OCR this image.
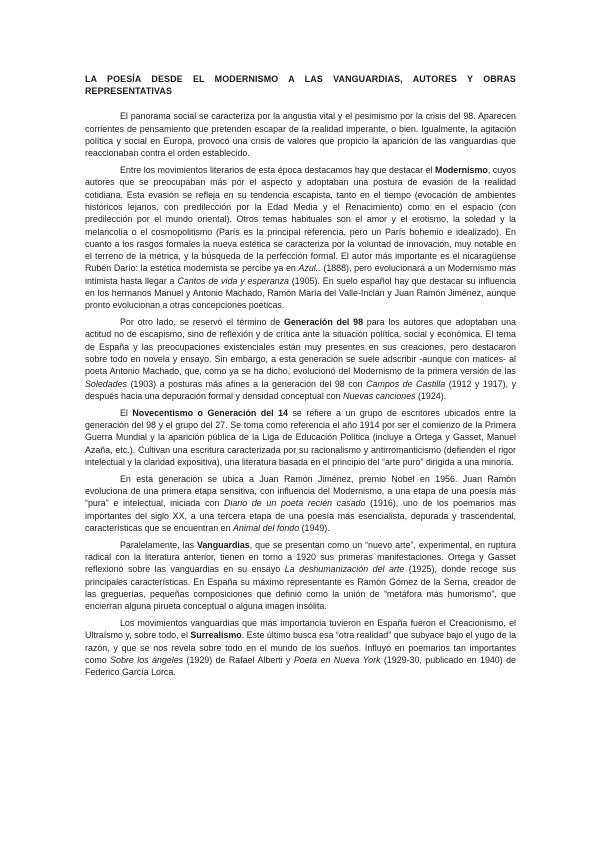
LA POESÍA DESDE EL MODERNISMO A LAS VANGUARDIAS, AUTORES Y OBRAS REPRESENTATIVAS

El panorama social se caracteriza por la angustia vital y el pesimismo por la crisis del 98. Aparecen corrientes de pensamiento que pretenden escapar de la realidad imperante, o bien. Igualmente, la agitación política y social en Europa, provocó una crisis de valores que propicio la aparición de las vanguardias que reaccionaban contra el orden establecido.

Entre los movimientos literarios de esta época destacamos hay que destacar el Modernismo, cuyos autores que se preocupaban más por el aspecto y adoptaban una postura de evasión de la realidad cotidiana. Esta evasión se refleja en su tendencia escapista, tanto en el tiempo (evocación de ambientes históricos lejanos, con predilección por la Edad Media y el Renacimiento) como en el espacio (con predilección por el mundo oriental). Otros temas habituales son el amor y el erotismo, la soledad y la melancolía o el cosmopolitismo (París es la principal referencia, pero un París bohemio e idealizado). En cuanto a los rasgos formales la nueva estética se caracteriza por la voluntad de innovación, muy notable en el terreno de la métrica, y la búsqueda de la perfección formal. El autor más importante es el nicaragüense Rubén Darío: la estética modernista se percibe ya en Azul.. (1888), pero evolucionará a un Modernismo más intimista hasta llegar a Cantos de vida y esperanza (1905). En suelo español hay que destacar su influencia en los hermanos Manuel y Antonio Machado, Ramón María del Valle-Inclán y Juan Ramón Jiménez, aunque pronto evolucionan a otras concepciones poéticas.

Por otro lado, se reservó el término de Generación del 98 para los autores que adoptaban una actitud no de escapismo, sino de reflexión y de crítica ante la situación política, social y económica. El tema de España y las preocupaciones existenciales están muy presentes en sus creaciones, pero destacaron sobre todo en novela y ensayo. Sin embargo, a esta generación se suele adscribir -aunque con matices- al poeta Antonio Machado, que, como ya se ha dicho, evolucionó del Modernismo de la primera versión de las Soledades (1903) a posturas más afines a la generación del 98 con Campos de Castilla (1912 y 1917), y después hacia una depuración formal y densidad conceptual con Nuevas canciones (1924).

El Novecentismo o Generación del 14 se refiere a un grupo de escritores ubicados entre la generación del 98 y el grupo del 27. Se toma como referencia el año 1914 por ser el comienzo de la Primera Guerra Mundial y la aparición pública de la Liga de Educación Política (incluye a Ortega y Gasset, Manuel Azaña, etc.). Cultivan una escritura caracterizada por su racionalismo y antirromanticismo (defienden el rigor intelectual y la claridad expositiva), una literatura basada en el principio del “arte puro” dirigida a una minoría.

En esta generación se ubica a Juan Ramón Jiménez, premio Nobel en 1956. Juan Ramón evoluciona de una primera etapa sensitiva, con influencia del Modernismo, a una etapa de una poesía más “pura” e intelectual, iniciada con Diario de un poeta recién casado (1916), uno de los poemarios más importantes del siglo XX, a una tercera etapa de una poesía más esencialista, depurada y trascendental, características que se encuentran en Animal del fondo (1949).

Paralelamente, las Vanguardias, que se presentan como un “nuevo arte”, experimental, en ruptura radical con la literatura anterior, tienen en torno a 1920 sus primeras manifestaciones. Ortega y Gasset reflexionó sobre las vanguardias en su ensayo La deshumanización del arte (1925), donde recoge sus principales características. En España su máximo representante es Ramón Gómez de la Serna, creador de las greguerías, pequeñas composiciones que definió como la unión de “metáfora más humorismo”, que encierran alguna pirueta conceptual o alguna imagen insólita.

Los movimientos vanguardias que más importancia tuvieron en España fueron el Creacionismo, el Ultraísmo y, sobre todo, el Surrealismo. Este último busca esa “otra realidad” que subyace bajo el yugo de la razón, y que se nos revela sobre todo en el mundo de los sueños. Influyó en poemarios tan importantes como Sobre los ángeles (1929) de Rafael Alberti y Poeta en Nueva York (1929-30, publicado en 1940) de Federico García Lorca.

- - - - - - -

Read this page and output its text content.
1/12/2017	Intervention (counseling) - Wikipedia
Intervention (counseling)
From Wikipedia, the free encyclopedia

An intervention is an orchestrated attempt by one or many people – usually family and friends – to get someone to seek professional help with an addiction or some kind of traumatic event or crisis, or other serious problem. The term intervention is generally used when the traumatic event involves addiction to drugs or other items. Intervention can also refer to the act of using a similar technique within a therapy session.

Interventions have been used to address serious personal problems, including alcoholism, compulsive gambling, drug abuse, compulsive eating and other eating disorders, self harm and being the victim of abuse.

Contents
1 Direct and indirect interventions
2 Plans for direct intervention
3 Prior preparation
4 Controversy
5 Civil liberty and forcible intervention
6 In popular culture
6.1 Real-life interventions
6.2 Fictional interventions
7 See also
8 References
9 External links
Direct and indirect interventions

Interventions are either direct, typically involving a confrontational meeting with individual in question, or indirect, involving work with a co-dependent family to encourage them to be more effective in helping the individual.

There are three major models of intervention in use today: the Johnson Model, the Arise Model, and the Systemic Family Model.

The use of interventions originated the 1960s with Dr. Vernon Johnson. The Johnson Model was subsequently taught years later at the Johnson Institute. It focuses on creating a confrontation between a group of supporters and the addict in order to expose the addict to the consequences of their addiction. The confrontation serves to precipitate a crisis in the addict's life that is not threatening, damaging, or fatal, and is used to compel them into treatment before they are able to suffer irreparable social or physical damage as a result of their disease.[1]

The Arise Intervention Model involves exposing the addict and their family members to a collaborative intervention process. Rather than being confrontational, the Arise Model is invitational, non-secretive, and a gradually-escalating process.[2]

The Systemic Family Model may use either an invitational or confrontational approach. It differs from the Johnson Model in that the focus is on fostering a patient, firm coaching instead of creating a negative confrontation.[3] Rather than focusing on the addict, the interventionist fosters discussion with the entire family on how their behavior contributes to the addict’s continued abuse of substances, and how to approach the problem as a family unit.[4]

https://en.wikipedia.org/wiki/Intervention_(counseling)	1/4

- - - - - - -

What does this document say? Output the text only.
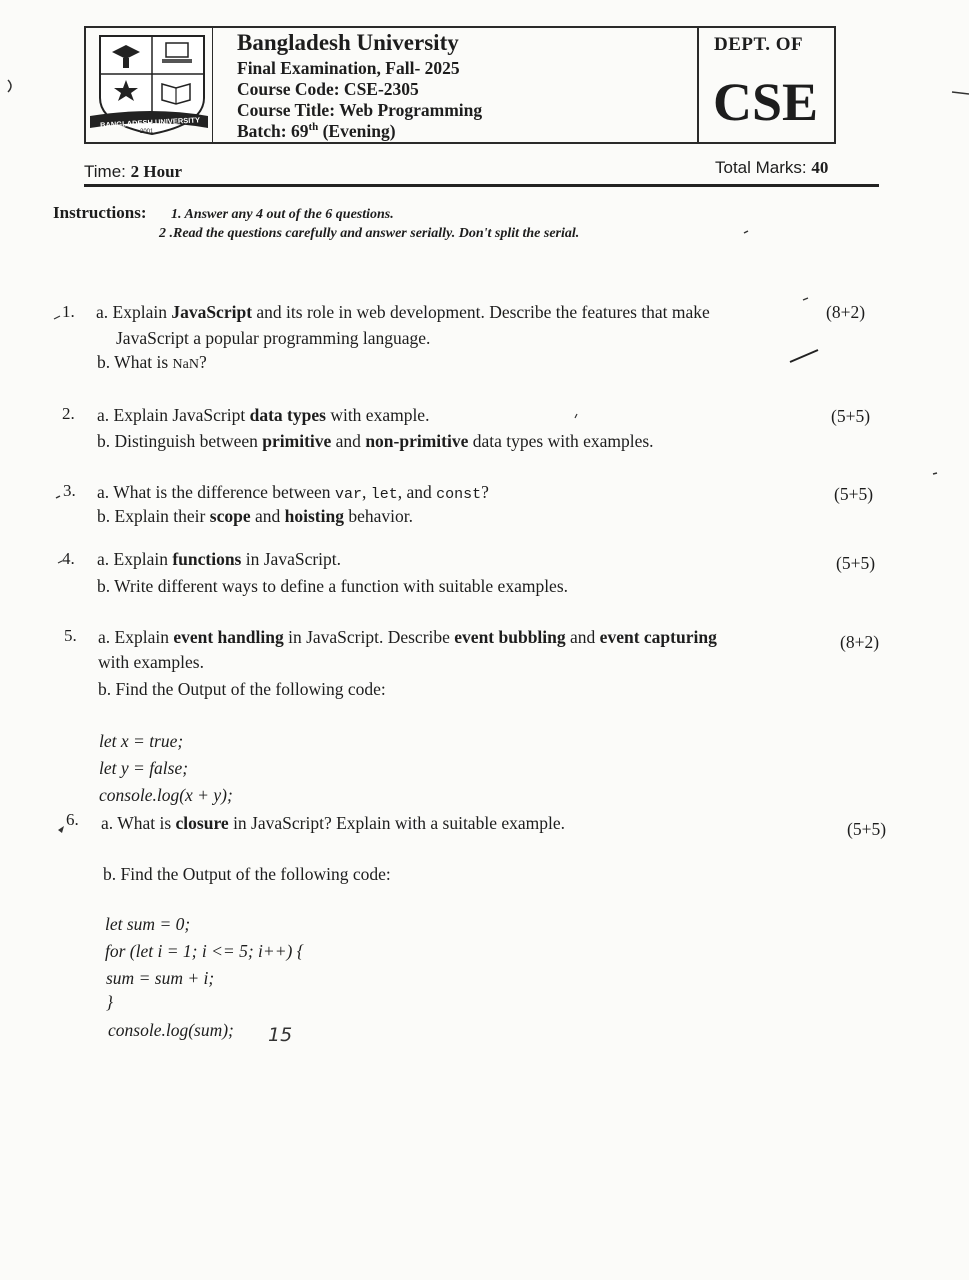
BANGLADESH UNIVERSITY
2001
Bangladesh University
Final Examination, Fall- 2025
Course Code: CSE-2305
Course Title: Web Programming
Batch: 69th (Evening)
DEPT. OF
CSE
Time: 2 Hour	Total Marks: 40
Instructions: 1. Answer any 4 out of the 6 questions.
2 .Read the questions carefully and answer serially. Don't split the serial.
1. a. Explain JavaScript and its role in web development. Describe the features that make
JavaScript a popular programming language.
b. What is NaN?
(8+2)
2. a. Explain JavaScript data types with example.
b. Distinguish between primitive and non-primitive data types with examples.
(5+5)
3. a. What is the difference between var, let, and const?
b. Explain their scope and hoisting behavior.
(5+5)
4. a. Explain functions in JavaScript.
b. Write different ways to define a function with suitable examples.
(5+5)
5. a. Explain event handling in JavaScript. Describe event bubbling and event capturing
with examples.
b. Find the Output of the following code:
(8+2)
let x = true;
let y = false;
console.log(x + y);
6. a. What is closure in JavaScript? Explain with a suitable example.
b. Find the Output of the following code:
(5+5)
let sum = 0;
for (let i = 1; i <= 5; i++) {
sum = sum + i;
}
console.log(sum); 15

- - - - - - -

**DIRECTION**
Say how many lines above hold the word "counseling", giving only the count.

**WORKED ANSWER**
3